**DATA RECORDS**

== == ==

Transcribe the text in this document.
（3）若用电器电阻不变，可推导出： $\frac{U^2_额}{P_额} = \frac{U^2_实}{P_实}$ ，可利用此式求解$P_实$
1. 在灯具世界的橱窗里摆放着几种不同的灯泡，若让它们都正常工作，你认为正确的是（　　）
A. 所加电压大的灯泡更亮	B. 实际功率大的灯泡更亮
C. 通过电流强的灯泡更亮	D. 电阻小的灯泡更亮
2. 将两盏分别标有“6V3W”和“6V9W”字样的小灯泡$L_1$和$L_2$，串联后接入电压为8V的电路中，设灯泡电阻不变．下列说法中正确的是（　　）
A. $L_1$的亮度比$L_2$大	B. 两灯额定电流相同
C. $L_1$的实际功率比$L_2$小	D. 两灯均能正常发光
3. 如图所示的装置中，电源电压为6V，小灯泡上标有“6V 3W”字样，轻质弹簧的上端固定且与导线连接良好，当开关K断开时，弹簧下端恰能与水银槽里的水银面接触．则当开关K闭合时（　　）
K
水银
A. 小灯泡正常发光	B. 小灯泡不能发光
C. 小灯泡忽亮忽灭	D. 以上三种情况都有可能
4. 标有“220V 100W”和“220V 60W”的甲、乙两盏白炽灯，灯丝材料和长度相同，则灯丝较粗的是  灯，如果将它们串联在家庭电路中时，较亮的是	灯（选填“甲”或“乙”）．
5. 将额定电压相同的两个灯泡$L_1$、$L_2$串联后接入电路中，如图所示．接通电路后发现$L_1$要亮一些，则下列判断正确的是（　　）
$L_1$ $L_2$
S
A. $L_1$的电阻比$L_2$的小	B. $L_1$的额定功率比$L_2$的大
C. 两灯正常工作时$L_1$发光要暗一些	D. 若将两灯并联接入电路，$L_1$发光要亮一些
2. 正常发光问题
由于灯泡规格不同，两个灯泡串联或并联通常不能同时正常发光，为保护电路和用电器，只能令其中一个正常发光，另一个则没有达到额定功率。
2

== == ==

**DIRECTION**
Retype all of the entries precisely as they are.

**SOLVED PROBLEM**
Transcribe the text in this document.
（3）若用电器电阻不变，可推导出： $\frac{U^2_额}{P_额} = \frac{U^2_实}{P_实}$ ，可利用此式求解$P_实$
1. 在灯具世界的橱窗里摆放着几种不同的灯泡，若让它们都正常工作，你认为正确的是（　　）
A. 所加电压大的灯泡更亮	B. 实际功率大的灯泡更亮
C. 通过电流强的灯泡更亮	D. 电阻小的灯泡更亮
2. 将两盏分别标有“6V3W”和“6V9W”字样的小灯泡$L_1$和$L_2$，串联后接入电压为8V的电路中，设灯泡电阻不变．下列说法中正确的是（　　）
A. $L_1$的亮度比$L_2$大	B. 两灯额定电流相同
C. $L_1$的实际功率比$L_2$小	D. 两灯均能正常发光
3. 如图所示的装置中，电源电压为6V，小灯泡上标有“6V 3W”字样，轻质弹簧的上端固定且与导线连接良好，当开关K断开时，弹簧下端恰能与水银槽里的水银面接触．则当开关K闭合时（　　）
K
水银
A. 小灯泡正常发光	B. 小灯泡不能发光
C. 小灯泡忽亮忽灭	D. 以上三种情况都有可能
4. 标有“220V 100W”和“220V 60W”的甲、乙两盏白炽灯，灯丝材料和长度相同，则灯丝较粗的是  灯，如果将它们串联在家庭电路中时，较亮的是	灯（选填“甲”或“乙”）．
5. 将额定电压相同的两个灯泡$L_1$、$L_2$串联后接入电路中，如图所示．接通电路后发现$L_1$要亮一些，则下列判断正确的是（　　）
$L_1$ $L_2$
S
A. $L_1$的电阻比$L_2$的小	B. $L_1$的额定功率比$L_2$的大
C. 两灯正常工作时$L_1$发光要暗一些	D. 若将两灯并联接入电路，$L_1$发光要亮一些
2. 正常发光问题
由于灯泡规格不同，两个灯泡串联或并联通常不能同时正常发光，为保护电路和用电器，只能令其中一个正常发光，另一个则没有达到额定功率。
2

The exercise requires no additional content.